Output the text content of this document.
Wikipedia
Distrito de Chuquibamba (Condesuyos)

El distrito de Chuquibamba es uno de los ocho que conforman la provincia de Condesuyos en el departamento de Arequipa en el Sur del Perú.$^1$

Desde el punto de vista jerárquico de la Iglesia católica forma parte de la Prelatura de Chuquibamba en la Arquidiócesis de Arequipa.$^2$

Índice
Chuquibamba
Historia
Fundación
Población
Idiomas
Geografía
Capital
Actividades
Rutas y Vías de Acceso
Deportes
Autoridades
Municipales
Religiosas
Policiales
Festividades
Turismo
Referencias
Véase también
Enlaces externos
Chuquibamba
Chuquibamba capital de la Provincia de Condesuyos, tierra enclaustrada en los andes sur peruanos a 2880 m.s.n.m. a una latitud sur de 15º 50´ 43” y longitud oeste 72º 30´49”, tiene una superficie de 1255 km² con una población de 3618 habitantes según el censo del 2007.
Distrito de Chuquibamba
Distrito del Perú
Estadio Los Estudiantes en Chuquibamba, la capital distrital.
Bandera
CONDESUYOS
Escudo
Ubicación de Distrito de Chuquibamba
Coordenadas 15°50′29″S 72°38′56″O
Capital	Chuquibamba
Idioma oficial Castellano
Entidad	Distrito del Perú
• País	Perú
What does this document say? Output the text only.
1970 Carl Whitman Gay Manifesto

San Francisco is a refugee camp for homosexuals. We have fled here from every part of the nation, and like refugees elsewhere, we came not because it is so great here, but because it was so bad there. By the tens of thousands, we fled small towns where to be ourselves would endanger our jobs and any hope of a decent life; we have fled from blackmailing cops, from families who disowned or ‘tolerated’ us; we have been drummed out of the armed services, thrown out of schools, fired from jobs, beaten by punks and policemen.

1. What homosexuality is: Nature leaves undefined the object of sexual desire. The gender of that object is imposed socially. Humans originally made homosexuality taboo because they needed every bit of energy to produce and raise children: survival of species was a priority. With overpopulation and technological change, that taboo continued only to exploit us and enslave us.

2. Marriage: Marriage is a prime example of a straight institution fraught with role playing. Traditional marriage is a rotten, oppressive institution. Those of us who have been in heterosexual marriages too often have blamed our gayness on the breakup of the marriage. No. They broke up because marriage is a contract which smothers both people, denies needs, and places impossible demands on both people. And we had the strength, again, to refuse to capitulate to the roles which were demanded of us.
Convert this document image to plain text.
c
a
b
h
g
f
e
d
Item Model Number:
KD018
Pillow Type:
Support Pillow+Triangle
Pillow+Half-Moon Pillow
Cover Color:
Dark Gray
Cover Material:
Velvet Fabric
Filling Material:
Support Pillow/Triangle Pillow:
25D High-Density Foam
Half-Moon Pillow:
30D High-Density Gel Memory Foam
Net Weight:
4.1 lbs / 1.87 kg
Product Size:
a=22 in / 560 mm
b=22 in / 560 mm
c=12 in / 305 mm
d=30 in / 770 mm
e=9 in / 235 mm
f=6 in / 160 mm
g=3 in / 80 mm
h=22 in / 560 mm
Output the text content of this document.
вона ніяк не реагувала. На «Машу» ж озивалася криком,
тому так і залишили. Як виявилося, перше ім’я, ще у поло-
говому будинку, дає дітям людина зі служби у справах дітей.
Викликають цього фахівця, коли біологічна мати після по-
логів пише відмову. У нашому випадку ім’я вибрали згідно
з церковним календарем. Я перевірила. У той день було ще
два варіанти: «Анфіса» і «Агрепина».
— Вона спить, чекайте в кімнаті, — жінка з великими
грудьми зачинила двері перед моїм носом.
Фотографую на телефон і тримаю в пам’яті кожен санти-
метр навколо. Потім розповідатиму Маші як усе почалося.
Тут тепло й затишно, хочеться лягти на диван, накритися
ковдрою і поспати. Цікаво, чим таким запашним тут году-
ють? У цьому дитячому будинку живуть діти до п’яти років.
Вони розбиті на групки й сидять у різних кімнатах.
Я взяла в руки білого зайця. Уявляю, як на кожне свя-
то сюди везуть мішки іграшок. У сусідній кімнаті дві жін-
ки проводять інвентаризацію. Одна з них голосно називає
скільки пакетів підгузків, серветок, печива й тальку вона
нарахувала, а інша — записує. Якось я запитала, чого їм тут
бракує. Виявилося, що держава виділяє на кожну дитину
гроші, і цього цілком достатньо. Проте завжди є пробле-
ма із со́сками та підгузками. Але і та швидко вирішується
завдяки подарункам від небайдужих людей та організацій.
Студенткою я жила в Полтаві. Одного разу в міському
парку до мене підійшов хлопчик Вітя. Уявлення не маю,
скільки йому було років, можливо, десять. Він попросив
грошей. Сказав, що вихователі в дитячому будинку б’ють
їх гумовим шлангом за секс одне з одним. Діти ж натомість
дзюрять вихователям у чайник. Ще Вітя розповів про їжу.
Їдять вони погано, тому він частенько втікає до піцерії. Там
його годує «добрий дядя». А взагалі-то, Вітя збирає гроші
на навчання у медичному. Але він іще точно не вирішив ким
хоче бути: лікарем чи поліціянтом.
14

## The task
Write out all of the records once more, exactly.

## Task result
Output the text content of this document.
Wikipedia
Distrito de Chuquibamba (Condesuyos)

El distrito de Chuquibamba es uno de los ocho que conforman la provincia de Condesuyos en el departamento de Arequipa en el Sur del Perú.$^1$

Desde el punto de vista jerárquico de la Iglesia católica forma parte de la Prelatura de Chuquibamba en la Arquidiócesis de Arequipa.$^2$

Índice
Chuquibamba
Historia
Fundación
Población
Idiomas
Geografía
Capital
Actividades
Rutas y Vías de Acceso
Deportes
Autoridades
Municipales
Religiosas
Policiales
Festividades
Turismo
Referencias
Véase también
Enlaces externos
Chuquibamba
Chuquibamba capital de la Provincia de Condesuyos, tierra enclaustrada en los andes sur peruanos a 2880 m.s.n.m. a una latitud sur de 15º 50´ 43” y longitud oeste 72º 30´49”, tiene una superficie de 1255 km² con una población de 3618 habitantes según el censo del 2007.
Distrito de Chuquibamba
Distrito del Perú
Estadio Los Estudiantes en Chuquibamba, la capital distrital.
Bandera
CONDESUYOS
Escudo
Ubicación de Distrito de Chuquibamba
Coordenadas 15°50′29″S 72°38′56″O
Capital	Chuquibamba
Idioma oficial Castellano
Entidad	Distrito del Perú
• País	Perú
What does this document say? Output the text only.
1970 Carl Whitman Gay Manifesto

San Francisco is a refugee camp for homosexuals. We have fled here from every part of the nation, and like refugees elsewhere, we came not because it is so great here, but because it was so bad there. By the tens of thousands, we fled small towns where to be ourselves would endanger our jobs and any hope of a decent life; we have fled from blackmailing cops, from families who disowned or ‘tolerated’ us; we have been drummed out of the armed services, thrown out of schools, fired from jobs, beaten by punks and policemen.

1. What homosexuality is: Nature leaves undefined the object of sexual desire. The gender of that object is imposed socially. Humans originally made homosexuality taboo because they needed every bit of energy to produce and raise children: survival of species was a priority. With overpopulation and technological change, that taboo continued only to exploit us and enslave us.

2. Marriage: Marriage is a prime example of a straight institution fraught with role playing. Traditional marriage is a rotten, oppressive institution. Those of us who have been in heterosexual marriages too often have blamed our gayness on the breakup of the marriage. No. They broke up because marriage is a contract which smothers both people, denies needs, and places impossible demands on both people. And we had the strength, again, to refuse to capitulate to the roles which were demanded of us.
Convert this document image to plain text.
c
a
b
h
g
f
e
d
Item Model Number:
KD018
Pillow Type:
Support Pillow+Triangle
Pillow+Half-Moon Pillow
Cover Color:
Dark Gray
Cover Material:
Velvet Fabric
Filling Material:
Support Pillow/Triangle Pillow:
25D High-Density Foam
Half-Moon Pillow:
30D High-Density Gel Memory Foam
Net Weight:
4.1 lbs / 1.87 kg
Product Size:
a=22 in / 560 mm
b=22 in / 560 mm
c=12 in / 305 mm
d=30 in / 770 mm
e=9 in / 235 mm
f=6 in / 160 mm
g=3 in / 80 mm
h=22 in / 560 mm
Output the text content of this document.
вона ніяк не реагувала. На «Машу» ж озивалася криком,
тому так і залишили. Як виявилося, перше ім’я, ще у поло-
говому будинку, дає дітям людина зі служби у справах дітей.
Викликають цього фахівця, коли біологічна мати після по-
логів пише відмову. У нашому випадку ім’я вибрали згідно
з церковним календарем. Я перевірила. У той день було ще
два варіанти: «Анфіса» і «Агрепина».
— Вона спить, чекайте в кімнаті, — жінка з великими
грудьми зачинила двері перед моїм носом.
Фотографую на телефон і тримаю в пам’яті кожен санти-
метр навколо. Потім розповідатиму Маші як усе почалося.
Тут тепло й затишно, хочеться лягти на диван, накритися
ковдрою і поспати. Цікаво, чим таким запашним тут году-
ють? У цьому дитячому будинку живуть діти до п’яти років.
Вони розбиті на групки й сидять у різних кімнатах.
Я взяла в руки білого зайця. Уявляю, як на кожне свя-
то сюди везуть мішки іграшок. У сусідній кімнаті дві жін-
ки проводять інвентаризацію. Одна з них голосно називає
скільки пакетів підгузків, серветок, печива й тальку вона
нарахувала, а інша — записує. Якось я запитала, чого їм тут
бракує. Виявилося, що держава виділяє на кожну дитину
гроші, і цього цілком достатньо. Проте завжди є пробле-
ма із со́сками та підгузками. Але і та швидко вирішується
завдяки подарункам від небайдужих людей та організацій.
Студенткою я жила в Полтаві. Одного разу в міському
парку до мене підійшов хлопчик Вітя. Уявлення не маю,
скільки йому було років, можливо, десять. Він попросив
грошей. Сказав, що вихователі в дитячому будинку б’ють
їх гумовим шлангом за секс одне з одним. Діти ж натомість
дзюрять вихователям у чайник. Ще Вітя розповів про їжу.
Їдять вони погано, тому він частенько втікає до піцерії. Там
його годує «добрий дядя». А взагалі-то, Вітя збирає гроші
на навчання у медичному. Але він іще точно не вирішив ким
хоче бути: лікарем чи поліціянтом.
14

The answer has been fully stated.